▼
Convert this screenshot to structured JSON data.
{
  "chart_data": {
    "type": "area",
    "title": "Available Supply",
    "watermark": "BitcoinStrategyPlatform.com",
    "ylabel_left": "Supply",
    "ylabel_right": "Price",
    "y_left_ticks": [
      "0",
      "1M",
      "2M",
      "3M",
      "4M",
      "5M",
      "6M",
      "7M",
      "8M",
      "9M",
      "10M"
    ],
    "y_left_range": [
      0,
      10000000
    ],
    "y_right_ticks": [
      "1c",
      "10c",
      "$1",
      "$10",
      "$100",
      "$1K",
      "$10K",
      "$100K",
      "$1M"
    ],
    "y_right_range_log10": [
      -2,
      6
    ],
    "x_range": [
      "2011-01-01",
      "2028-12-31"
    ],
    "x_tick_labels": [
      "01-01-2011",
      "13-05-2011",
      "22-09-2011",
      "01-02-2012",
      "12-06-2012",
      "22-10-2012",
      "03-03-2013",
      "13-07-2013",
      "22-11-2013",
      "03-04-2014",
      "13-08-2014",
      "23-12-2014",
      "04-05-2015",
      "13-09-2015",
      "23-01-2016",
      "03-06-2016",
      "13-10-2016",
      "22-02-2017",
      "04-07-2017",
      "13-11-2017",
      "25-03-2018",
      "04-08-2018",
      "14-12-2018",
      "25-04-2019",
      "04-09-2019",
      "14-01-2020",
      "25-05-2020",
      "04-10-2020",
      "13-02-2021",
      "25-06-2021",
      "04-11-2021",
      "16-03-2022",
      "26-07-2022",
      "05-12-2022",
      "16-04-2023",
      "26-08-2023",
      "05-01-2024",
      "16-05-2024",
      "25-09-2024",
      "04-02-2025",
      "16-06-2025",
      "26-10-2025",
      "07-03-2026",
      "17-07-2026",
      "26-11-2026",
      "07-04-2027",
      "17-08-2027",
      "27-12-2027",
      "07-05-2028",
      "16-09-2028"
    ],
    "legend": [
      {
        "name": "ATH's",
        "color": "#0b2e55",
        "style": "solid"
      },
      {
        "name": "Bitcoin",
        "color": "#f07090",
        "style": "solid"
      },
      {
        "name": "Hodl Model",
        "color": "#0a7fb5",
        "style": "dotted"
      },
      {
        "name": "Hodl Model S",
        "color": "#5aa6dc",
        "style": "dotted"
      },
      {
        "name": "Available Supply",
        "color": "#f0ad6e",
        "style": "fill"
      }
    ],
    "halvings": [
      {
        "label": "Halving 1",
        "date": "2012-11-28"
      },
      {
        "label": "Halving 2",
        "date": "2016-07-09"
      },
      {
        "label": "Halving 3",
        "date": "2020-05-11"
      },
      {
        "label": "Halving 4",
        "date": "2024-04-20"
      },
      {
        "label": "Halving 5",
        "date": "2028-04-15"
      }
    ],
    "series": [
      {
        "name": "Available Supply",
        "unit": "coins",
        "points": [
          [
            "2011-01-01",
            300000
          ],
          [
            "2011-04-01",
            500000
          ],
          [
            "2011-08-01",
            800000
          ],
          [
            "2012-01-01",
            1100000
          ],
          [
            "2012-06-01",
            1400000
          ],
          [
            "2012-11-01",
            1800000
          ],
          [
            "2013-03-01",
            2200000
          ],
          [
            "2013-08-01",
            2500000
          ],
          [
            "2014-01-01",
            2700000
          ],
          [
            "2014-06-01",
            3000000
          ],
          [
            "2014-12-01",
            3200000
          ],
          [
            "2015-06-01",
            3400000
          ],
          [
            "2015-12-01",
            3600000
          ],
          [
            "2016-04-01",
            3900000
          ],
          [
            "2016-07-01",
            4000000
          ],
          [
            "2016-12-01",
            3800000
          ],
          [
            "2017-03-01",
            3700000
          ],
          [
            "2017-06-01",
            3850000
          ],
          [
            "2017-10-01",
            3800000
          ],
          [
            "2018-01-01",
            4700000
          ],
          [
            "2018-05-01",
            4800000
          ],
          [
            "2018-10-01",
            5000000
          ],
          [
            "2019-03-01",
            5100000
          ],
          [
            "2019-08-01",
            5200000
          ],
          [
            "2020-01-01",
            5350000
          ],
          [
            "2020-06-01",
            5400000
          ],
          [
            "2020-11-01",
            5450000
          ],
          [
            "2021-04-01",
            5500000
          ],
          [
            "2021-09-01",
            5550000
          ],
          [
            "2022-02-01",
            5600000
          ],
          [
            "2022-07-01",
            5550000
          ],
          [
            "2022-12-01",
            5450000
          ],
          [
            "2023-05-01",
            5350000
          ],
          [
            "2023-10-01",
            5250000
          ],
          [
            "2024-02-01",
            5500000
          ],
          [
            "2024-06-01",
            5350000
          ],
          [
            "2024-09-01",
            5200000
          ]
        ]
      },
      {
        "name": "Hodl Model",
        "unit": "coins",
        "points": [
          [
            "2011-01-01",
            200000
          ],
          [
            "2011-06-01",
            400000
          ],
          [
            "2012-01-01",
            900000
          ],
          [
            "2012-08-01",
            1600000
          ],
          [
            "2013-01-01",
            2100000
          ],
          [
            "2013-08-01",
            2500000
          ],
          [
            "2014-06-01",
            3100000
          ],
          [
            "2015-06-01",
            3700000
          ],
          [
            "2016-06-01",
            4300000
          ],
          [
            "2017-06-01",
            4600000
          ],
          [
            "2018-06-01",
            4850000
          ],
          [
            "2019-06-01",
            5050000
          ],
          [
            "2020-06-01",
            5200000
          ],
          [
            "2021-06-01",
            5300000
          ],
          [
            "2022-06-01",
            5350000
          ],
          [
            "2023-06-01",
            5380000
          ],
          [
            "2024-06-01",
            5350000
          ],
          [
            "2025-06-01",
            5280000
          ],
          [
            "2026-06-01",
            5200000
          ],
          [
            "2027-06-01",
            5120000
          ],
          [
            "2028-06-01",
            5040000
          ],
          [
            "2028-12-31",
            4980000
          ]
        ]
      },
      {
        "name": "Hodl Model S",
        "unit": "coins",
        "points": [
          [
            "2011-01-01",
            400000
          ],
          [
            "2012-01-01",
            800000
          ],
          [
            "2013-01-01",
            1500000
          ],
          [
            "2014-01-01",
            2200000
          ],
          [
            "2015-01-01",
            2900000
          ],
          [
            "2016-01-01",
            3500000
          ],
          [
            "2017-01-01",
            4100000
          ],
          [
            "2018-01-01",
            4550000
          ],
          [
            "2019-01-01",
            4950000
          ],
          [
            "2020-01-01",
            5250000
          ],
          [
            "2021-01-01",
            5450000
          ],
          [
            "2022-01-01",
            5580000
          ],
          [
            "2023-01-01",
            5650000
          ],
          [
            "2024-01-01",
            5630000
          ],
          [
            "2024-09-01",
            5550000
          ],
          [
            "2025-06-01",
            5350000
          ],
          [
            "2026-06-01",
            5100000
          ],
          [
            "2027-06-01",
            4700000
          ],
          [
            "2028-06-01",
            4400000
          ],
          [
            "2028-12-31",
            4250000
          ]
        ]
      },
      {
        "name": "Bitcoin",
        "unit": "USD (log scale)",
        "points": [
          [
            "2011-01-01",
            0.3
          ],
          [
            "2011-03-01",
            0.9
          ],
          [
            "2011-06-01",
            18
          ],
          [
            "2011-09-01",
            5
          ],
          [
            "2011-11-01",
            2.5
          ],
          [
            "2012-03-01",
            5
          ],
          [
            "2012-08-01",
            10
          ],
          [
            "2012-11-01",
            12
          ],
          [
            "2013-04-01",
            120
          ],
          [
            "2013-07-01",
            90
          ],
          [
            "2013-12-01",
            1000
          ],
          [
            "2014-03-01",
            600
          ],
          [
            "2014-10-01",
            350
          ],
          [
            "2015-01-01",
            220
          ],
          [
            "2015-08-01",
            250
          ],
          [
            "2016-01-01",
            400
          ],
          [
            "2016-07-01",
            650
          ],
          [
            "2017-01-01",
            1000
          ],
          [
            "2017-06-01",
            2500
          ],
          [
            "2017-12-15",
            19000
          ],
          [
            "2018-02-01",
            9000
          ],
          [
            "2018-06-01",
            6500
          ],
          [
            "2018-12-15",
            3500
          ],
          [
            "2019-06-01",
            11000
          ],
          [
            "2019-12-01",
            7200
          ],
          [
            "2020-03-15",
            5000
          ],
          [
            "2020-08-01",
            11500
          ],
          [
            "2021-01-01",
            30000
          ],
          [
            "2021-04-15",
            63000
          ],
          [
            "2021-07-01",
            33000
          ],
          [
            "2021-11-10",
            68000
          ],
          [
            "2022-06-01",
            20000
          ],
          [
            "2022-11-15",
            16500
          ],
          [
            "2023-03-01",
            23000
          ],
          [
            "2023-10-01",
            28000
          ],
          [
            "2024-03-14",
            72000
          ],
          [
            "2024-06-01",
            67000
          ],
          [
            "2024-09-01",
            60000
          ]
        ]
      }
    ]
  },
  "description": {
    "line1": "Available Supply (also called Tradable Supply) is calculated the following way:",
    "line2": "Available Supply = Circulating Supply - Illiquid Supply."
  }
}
▲
_TASK DIRECTIONS_
Pull every line containing the word "date" out of the material and copy it.

_THE RESPONSE_
        "date": "2012-11-28"
        "date": "2016-07-09"
        "date": "2020-05-11"
        "date": "2024-04-20"
        "date": "2028-04-15"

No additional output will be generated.